** Start **
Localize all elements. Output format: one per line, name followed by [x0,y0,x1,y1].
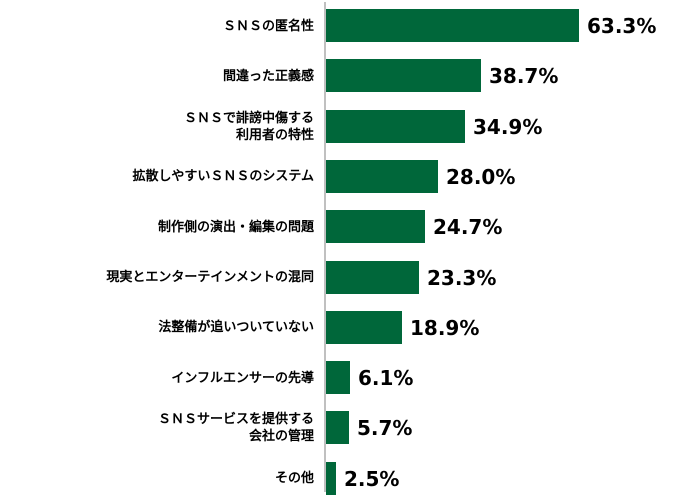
bar [326,260,419,294]
category-label: インフルエンサーの先導 [0,361,314,395]
bar-row: 拡散しやすいＳＮＳのシステム 28.0% [0,159,699,194]
value-label: 18.9% [410,315,480,340]
category-label-line1: 拡散しやすいＳＮＳのシステム [132,169,314,185]
value-label: 5.7% [357,416,413,441]
bar [326,310,402,344]
bar-row: 間違った正義感 38.7% [0,59,699,93]
value-label: 63.3% [587,14,657,38]
bar [326,109,465,143]
bar [326,361,350,395]
bar-row: インフルエンサーの先導 6.1% [0,361,699,395]
category-label-line1: ＳＮＳサービスを提供する [157,412,314,428]
bar [326,59,481,93]
bar-row: ＳＮＳサービスを提供する 会社の管理 5.7% [0,411,699,445]
value-label: 38.7% [489,64,559,89]
category-label: 間違った正義感 [0,59,314,93]
category-label-line1: インフルエンサーの先導 [171,370,314,386]
value-label: 28.0% [446,164,516,189]
bar-row: ＳＮＳの匿名性 63.3% [0,9,699,43]
category-label: 制作側の演出・編集の問題 [0,210,314,244]
bar-row: ＳＮＳで誹謗中傷する 利用者の特性 34.9% [0,109,699,144]
bar-row: 制作側の演出・編集の問題 24.7% [0,210,699,244]
value-label: 2.5% [344,466,400,491]
value-label: 23.3% [427,265,497,290]
category-label-line1: 制作側の演出・編集の問題 [157,219,314,235]
bar [326,210,425,244]
bar-row: 現実とエンターテインメントの混同 23.3% [0,260,699,295]
category-label-line2: 利用者の特性 [235,127,314,143]
category-label: ＳＮＳの匿名性 [0,9,314,43]
bar [326,9,579,42]
value-label: 34.9% [473,114,543,139]
category-label-line1: ＳＮＳで誹謗中傷する [183,110,314,126]
category-axis-line [324,2,326,492]
bar-row: その他 2.5% [0,461,699,496]
category-label: その他 [0,462,314,496]
category-label-line2: 会社の管理 [248,429,314,445]
value-label: 6.1% [358,366,414,391]
category-label-line1: ＳＮＳの匿名性 [222,18,314,34]
category-label: 法整備が追いついていない [0,311,314,345]
category-label-line1: その他 [274,471,314,487]
category-label-line1: 現実とエンターテインメントの混同 [106,270,314,285]
category-label: 拡散しやすいＳＮＳのシステム [0,160,314,194]
category-label: 現実とエンターテインメントの混同 [0,261,314,295]
category-label: ＳＮＳサービスを提供する 会社の管理 [0,411,314,445]
category-label-line1: 間違った正義感 [222,68,314,84]
bar [326,461,336,495]
bar [326,411,349,445]
bar [326,159,438,193]
value-label: 24.7% [433,215,503,240]
bar-row: 法整備が追いついていない 18.9% [0,310,699,345]
category-label: ＳＮＳで誹謗中傷する 利用者の特性 [0,110,314,144]
category-label-line1: 法整備が追いついていない [158,320,314,336]
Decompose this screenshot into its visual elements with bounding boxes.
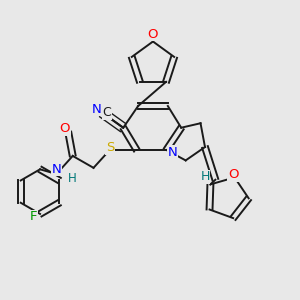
Text: C: C [103, 106, 111, 119]
Text: N: N [52, 163, 61, 176]
Text: N: N [168, 146, 178, 159]
Text: O: O [228, 168, 238, 181]
Text: H: H [68, 172, 77, 185]
Text: F: F [30, 210, 37, 224]
Text: N: N [92, 103, 101, 116]
Text: S: S [106, 141, 114, 154]
Text: O: O [148, 28, 158, 40]
Text: O: O [59, 122, 70, 135]
Text: H: H [200, 170, 210, 183]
** End **
EXERCISE DETAILS — Reproduce the data above line for line without any changes, but leave out the pictures.

IN RESPONSE —
Localize all elements. Output format: one per line, name followed by [x0,y0,x1,y1].
bar [326,260,419,294]
category-label: インフルエンサーの先導 [0,361,314,395]
bar-row: 拡散しやすいＳＮＳのシステム 28.0% [0,159,699,194]
value-label: 18.9% [410,315,480,340]
category-label-line1: 拡散しやすいＳＮＳのシステム [132,169,314,185]
value-label: 5.7% [357,416,413,441]
bar [326,310,402,344]
bar-row: 間違った正義感 38.7% [0,59,699,93]
value-label: 63.3% [587,14,657,38]
bar [326,109,465,143]
bar [326,361,350,395]
bar-row: インフルエンサーの先導 6.1% [0,361,699,395]
category-label-line1: ＳＮＳサービスを提供する [157,412,314,428]
bar [326,59,481,93]
bar-row: ＳＮＳサービスを提供する 会社の管理 5.7% [0,411,699,445]
value-label: 38.7% [489,64,559,89]
category-label: 間違った正義感 [0,59,314,93]
category-label-line1: インフルエンサーの先導 [171,370,314,386]
value-label: 28.0% [446,164,516,189]
bar-row: ＳＮＳの匿名性 63.3% [0,9,699,43]
category-label: 制作側の演出・編集の問題 [0,210,314,244]
bar-row: ＳＮＳで誹謗中傷する 利用者の特性 34.9% [0,109,699,144]
bar-row: 制作側の演出・編集の問題 24.7% [0,210,699,244]
value-label: 2.5% [344,466,400,491]
value-label: 23.3% [427,265,497,290]
category-label-line1: 制作側の演出・編集の問題 [157,219,314,235]
bar [326,210,425,244]
bar-row: 現実とエンターテインメントの混同 23.3% [0,260,699,295]
category-label-line2: 利用者の特性 [235,127,314,143]
category-label: ＳＮＳの匿名性 [0,9,314,43]
bar [326,9,579,42]
value-label: 34.9% [473,114,543,139]
category-label-line1: ＳＮＳで誹謗中傷する [183,110,314,126]
category-axis-line [324,2,326,492]
bar-row: その他 2.5% [0,461,699,496]
category-label: その他 [0,462,314,496]
category-label-line2: 会社の管理 [248,429,314,445]
value-label: 6.1% [358,366,414,391]
category-label-line1: ＳＮＳの匿名性 [222,18,314,34]
category-label: 法整備が追いついていない [0,311,314,345]
category-label-line1: その他 [274,471,314,487]
category-label-line1: 現実とエンターテインメントの混同 [106,270,314,285]
category-label: 拡散しやすいＳＮＳのシステム [0,160,314,194]
category-label: 現実とエンターテインメントの混同 [0,261,314,295]
category-label: ＳＮＳサービスを提供する 会社の管理 [0,411,314,445]
category-label-line1: 間違った正義感 [222,68,314,84]
bar [326,461,336,495]
bar [326,411,349,445]
bar [326,159,438,193]
value-label: 24.7% [433,215,503,240]
bar-row: 法整備が追いついていない 18.9% [0,310,699,345]
category-label: ＳＮＳで誹謗中傷する 利用者の特性 [0,110,314,144]
category-label-line1: 法整備が追いついていない [158,320,314,336]
Decompose this screenshot into its visual elements with bounding boxes.
Text: C: C [103, 106, 111, 119]
Text: N: N [52, 163, 61, 176]
Text: N: N [168, 146, 178, 159]
Text: O: O [228, 168, 238, 181]
Text: H: H [68, 172, 77, 185]
Text: F: F [30, 210, 37, 224]
Text: N: N [92, 103, 101, 116]
Text: S: S [106, 141, 114, 154]
Text: O: O [148, 28, 158, 40]
Text: O: O [59, 122, 70, 135]
Text: H: H [200, 170, 210, 183]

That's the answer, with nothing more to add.